Items from a figure collection
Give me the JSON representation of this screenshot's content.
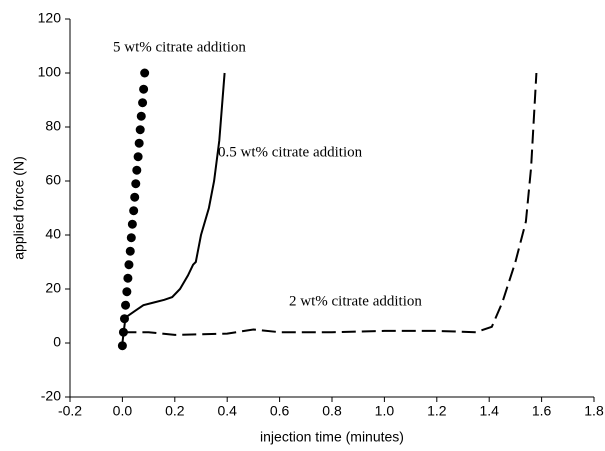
{
  "chart_data": {
    "type": "line",
    "xlabel": "injection time (minutes)",
    "ylabel": "applied force (N)",
    "xlim": [
      -0.2,
      1.8
    ],
    "xticks": [
      -0.2,
      {
        "value": 0,
        "label": "0.0"
      },
      0.2,
      0.4,
      0.6,
      0.8,
      {
        "value": 1,
        "label": "1.0"
      },
      1.2,
      1.4,
      1.6,
      1.8
    ],
    "ylim": [
      -20,
      120
    ],
    "yticks": [
      -20,
      0,
      20,
      40,
      60,
      80,
      100,
      120
    ],
    "grid": false,
    "series": [
      {
        "name": "5 wt% citrate addition",
        "color": "#000000",
        "style": "dotted",
        "x": [
          0,
          0.004,
          0.008,
          0.012,
          0.017,
          0.021,
          0.025,
          0.03,
          0.034,
          0.038,
          0.043,
          0.047,
          0.051,
          0.055,
          0.06,
          0.064,
          0.068,
          0.072,
          0.077,
          0.081,
          0.085
        ],
        "values": [
          -1,
          4,
          9,
          14,
          19,
          24,
          29,
          34,
          39,
          44,
          49,
          54,
          59,
          64,
          69,
          74,
          79,
          84,
          89,
          94,
          100
        ]
      },
      {
        "name": "0.5 wt% citrate addition",
        "color": "#000000",
        "style": "solid",
        "x": [
          0,
          0.01,
          0.02,
          0.05,
          0.08,
          0.12,
          0.16,
          0.19,
          0.22,
          0.25,
          0.27,
          0.28,
          0.3,
          0.33,
          0.35,
          0.37,
          0.39
        ],
        "values": [
          0,
          8,
          10,
          12,
          14,
          15,
          16,
          17,
          20,
          25,
          29,
          30,
          40,
          50,
          60,
          75,
          100
        ]
      },
      {
        "name": "2 wt% citrate addition",
        "color": "#000000",
        "style": "dashed",
        "x": [
          0,
          0.1,
          0.2,
          0.4,
          0.5,
          0.6,
          0.8,
          1.0,
          1.2,
          1.35,
          1.41,
          1.45,
          1.5,
          1.54,
          1.56,
          1.58
        ],
        "values": [
          4,
          4,
          3,
          3.5,
          5,
          4,
          4,
          4.5,
          4.5,
          4,
          6,
          15,
          30,
          45,
          65,
          100
        ]
      }
    ]
  }
}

Description of the task
Return every line from the records above that holds the word "name".

Solution to the problem
        "name": "5 wt% citrate addition",
        "name": "0.5 wt% citrate addition",
        "name": "2 wt% citrate addition",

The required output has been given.